(Chart and figure data)
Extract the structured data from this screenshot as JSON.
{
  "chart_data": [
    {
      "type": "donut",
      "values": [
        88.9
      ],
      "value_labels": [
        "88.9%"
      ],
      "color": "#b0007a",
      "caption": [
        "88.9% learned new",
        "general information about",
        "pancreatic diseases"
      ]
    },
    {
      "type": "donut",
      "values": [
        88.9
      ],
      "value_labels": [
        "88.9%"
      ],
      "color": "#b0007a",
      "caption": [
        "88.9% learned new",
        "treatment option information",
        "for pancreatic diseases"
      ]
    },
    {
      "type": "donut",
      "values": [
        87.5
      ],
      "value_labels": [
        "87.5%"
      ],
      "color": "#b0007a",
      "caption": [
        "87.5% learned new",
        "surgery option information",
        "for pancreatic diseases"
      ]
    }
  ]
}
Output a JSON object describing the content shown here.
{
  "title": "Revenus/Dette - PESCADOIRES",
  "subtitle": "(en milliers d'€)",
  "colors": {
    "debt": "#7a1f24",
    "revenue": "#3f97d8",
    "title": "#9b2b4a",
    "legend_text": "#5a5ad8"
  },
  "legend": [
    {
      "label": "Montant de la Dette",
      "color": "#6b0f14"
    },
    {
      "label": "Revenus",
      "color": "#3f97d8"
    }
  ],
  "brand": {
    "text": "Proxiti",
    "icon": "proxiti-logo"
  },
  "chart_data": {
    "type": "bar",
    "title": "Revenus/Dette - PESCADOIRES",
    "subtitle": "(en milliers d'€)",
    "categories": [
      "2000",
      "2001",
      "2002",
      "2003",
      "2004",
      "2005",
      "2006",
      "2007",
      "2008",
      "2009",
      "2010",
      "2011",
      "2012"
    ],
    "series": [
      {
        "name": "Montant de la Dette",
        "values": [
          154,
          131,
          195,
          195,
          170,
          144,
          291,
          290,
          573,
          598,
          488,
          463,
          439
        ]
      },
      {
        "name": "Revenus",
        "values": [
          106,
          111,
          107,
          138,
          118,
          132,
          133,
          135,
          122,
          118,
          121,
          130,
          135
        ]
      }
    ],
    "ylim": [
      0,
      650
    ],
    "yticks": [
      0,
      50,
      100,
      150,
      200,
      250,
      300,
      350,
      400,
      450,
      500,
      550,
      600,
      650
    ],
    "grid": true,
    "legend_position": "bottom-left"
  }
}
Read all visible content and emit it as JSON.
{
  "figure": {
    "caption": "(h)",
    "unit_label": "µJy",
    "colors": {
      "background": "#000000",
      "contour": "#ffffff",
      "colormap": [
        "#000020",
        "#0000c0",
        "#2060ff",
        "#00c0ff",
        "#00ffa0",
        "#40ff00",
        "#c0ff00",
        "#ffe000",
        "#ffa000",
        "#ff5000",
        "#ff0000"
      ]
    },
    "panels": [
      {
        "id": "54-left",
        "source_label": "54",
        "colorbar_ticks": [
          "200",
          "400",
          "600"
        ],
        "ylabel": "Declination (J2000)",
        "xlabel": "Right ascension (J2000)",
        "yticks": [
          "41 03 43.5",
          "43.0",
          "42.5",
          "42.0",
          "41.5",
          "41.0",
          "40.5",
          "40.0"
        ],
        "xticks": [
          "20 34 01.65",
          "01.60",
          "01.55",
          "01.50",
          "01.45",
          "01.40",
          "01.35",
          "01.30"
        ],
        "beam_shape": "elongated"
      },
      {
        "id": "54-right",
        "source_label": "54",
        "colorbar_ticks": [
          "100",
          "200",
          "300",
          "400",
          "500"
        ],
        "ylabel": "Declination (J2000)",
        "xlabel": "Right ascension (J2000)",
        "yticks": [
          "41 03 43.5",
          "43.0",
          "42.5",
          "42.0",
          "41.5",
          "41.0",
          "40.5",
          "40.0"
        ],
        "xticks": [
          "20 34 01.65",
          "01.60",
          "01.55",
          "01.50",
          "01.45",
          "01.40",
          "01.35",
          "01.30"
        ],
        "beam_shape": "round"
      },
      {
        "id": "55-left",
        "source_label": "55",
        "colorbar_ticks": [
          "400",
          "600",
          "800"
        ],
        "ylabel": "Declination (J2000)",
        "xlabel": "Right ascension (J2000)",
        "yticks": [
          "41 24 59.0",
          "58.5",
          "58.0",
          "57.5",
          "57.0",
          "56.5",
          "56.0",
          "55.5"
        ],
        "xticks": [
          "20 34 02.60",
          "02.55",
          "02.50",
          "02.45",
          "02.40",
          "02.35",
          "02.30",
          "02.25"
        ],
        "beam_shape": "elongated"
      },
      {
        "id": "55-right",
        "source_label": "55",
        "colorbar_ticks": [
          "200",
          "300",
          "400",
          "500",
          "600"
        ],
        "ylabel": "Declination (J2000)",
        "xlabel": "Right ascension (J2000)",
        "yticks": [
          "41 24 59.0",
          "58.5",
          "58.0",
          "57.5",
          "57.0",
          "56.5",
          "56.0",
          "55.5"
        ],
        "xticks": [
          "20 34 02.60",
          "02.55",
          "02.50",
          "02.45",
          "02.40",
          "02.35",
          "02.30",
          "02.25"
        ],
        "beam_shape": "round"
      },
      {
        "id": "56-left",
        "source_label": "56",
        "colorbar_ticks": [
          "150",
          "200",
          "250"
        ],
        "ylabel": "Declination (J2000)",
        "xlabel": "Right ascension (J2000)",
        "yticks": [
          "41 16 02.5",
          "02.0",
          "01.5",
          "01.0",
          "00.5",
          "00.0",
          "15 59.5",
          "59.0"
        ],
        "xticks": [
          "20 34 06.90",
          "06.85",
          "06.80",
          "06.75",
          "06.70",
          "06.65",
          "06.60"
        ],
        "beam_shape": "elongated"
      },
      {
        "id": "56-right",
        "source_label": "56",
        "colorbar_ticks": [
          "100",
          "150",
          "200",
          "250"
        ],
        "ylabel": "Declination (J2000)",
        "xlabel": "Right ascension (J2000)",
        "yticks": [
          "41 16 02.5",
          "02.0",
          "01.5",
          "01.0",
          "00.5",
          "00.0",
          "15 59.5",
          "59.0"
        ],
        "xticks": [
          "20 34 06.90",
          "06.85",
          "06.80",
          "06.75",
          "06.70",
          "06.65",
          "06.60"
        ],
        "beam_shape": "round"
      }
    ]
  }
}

» PROBLEM: Can you give every line above again, exactly as written?

» ANSWER BELOW:
Extract the structured data from this screenshot as JSON.
{
  "chart_data": [
    {
      "type": "donut",
      "values": [
        88.9
      ],
      "value_labels": [
        "88.9%"
      ],
      "color": "#b0007a",
      "caption": [
        "88.9% learned new",
        "general information about",
        "pancreatic diseases"
      ]
    },
    {
      "type": "donut",
      "values": [
        88.9
      ],
      "value_labels": [
        "88.9%"
      ],
      "color": "#b0007a",
      "caption": [
        "88.9% learned new",
        "treatment option information",
        "for pancreatic diseases"
      ]
    },
    {
      "type": "donut",
      "values": [
        87.5
      ],
      "value_labels": [
        "87.5%"
      ],
      "color": "#b0007a",
      "caption": [
        "87.5% learned new",
        "surgery option information",
        "for pancreatic diseases"
      ]
    }
  ]
}
Output a JSON object describing the content shown here.
{
  "title": "Revenus/Dette - PESCADOIRES",
  "subtitle": "(en milliers d'€)",
  "colors": {
    "debt": "#7a1f24",
    "revenue": "#3f97d8",
    "title": "#9b2b4a",
    "legend_text": "#5a5ad8"
  },
  "legend": [
    {
      "label": "Montant de la Dette",
      "color": "#6b0f14"
    },
    {
      "label": "Revenus",
      "color": "#3f97d8"
    }
  ],
  "brand": {
    "text": "Proxiti",
    "icon": "proxiti-logo"
  },
  "chart_data": {
    "type": "bar",
    "title": "Revenus/Dette - PESCADOIRES",
    "subtitle": "(en milliers d'€)",
    "categories": [
      "2000",
      "2001",
      "2002",
      "2003",
      "2004",
      "2005",
      "2006",
      "2007",
      "2008",
      "2009",
      "2010",
      "2011",
      "2012"
    ],
    "series": [
      {
        "name": "Montant de la Dette",
        "values": [
          154,
          131,
          195,
          195,
          170,
          144,
          291,
          290,
          573,
          598,
          488,
          463,
          439
        ]
      },
      {
        "name": "Revenus",
        "values": [
          106,
          111,
          107,
          138,
          118,
          132,
          133,
          135,
          122,
          118,
          121,
          130,
          135
        ]
      }
    ],
    "ylim": [
      0,
      650
    ],
    "yticks": [
      0,
      50,
      100,
      150,
      200,
      250,
      300,
      350,
      400,
      450,
      500,
      550,
      600,
      650
    ],
    "grid": true,
    "legend_position": "bottom-left"
  }
}
Read all visible content and emit it as JSON.
{
  "figure": {
    "caption": "(h)",
    "unit_label": "µJy",
    "colors": {
      "background": "#000000",
      "contour": "#ffffff",
      "colormap": [
        "#000020",
        "#0000c0",
        "#2060ff",
        "#00c0ff",
        "#00ffa0",
        "#40ff00",
        "#c0ff00",
        "#ffe000",
        "#ffa000",
        "#ff5000",
        "#ff0000"
      ]
    },
    "panels": [
      {
        "id": "54-left",
        "source_label": "54",
        "colorbar_ticks": [
          "200",
          "400",
          "600"
        ],
        "ylabel": "Declination (J2000)",
        "xlabel": "Right ascension (J2000)",
        "yticks": [
          "41 03 43.5",
          "43.0",
          "42.5",
          "42.0",
          "41.5",
          "41.0",
          "40.5",
          "40.0"
        ],
        "xticks": [
          "20 34 01.65",
          "01.60",
          "01.55",
          "01.50",
          "01.45",
          "01.40",
          "01.35",
          "01.30"
        ],
        "beam_shape": "elongated"
      },
      {
        "id": "54-right",
        "source_label": "54",
        "colorbar_ticks": [
          "100",
          "200",
          "300",
          "400",
          "500"
        ],
        "ylabel": "Declination (J2000)",
        "xlabel": "Right ascension (J2000)",
        "yticks": [
          "41 03 43.5",
          "43.0",
          "42.5",
          "42.0",
          "41.5",
          "41.0",
          "40.5",
          "40.0"
        ],
        "xticks": [
          "20 34 01.65",
          "01.60",
          "01.55",
          "01.50",
          "01.45",
          "01.40",
          "01.35",
          "01.30"
        ],
        "beam_shape": "round"
      },
      {
        "id": "55-left",
        "source_label": "55",
        "colorbar_ticks": [
          "400",
          "600",
          "800"
        ],
        "ylabel": "Declination (J2000)",
        "xlabel": "Right ascension (J2000)",
        "yticks": [
          "41 24 59.0",
          "58.5",
          "58.0",
          "57.5",
          "57.0",
          "56.5",
          "56.0",
          "55.5"
        ],
        "xticks": [
          "20 34 02.60",
          "02.55",
          "02.50",
          "02.45",
          "02.40",
          "02.35",
          "02.30",
          "02.25"
        ],
        "beam_shape": "elongated"
      },
      {
        "id": "55-right",
        "source_label": "55",
        "colorbar_ticks": [
          "200",
          "300",
          "400",
          "500",
          "600"
        ],
        "ylabel": "Declination (J2000)",
        "xlabel": "Right ascension (J2000)",
        "yticks": [
          "41 24 59.0",
          "58.5",
          "58.0",
          "57.5",
          "57.0",
          "56.5",
          "56.0",
          "55.5"
        ],
        "xticks": [
          "20 34 02.60",
          "02.55",
          "02.50",
          "02.45",
          "02.40",
          "02.35",
          "02.30",
          "02.25"
        ],
        "beam_shape": "round"
      },
      {
        "id": "56-left",
        "source_label": "56",
        "colorbar_ticks": [
          "150",
          "200",
          "250"
        ],
        "ylabel": "Declination (J2000)",
        "xlabel": "Right ascension (J2000)",
        "yticks": [
          "41 16 02.5",
          "02.0",
          "01.5",
          "01.0",
          "00.5",
          "00.0",
          "15 59.5",
          "59.0"
        ],
        "xticks": [
          "20 34 06.90",
          "06.85",
          "06.80",
          "06.75",
          "06.70",
          "06.65",
          "06.60"
        ],
        "beam_shape": "elongated"
      },
      {
        "id": "56-right",
        "source_label": "56",
        "colorbar_ticks": [
          "100",
          "150",
          "200",
          "250"
        ],
        "ylabel": "Declination (J2000)",
        "xlabel": "Right ascension (J2000)",
        "yticks": [
          "41 16 02.5",
          "02.0",
          "01.5",
          "01.0",
          "00.5",
          "00.0",
          "15 59.5",
          "59.0"
        ],
        "xticks": [
          "20 34 06.90",
          "06.85",
          "06.80",
          "06.75",
          "06.70",
          "06.65",
          "06.60"
        ],
        "beam_shape": "round"
      }
    ]
  }
}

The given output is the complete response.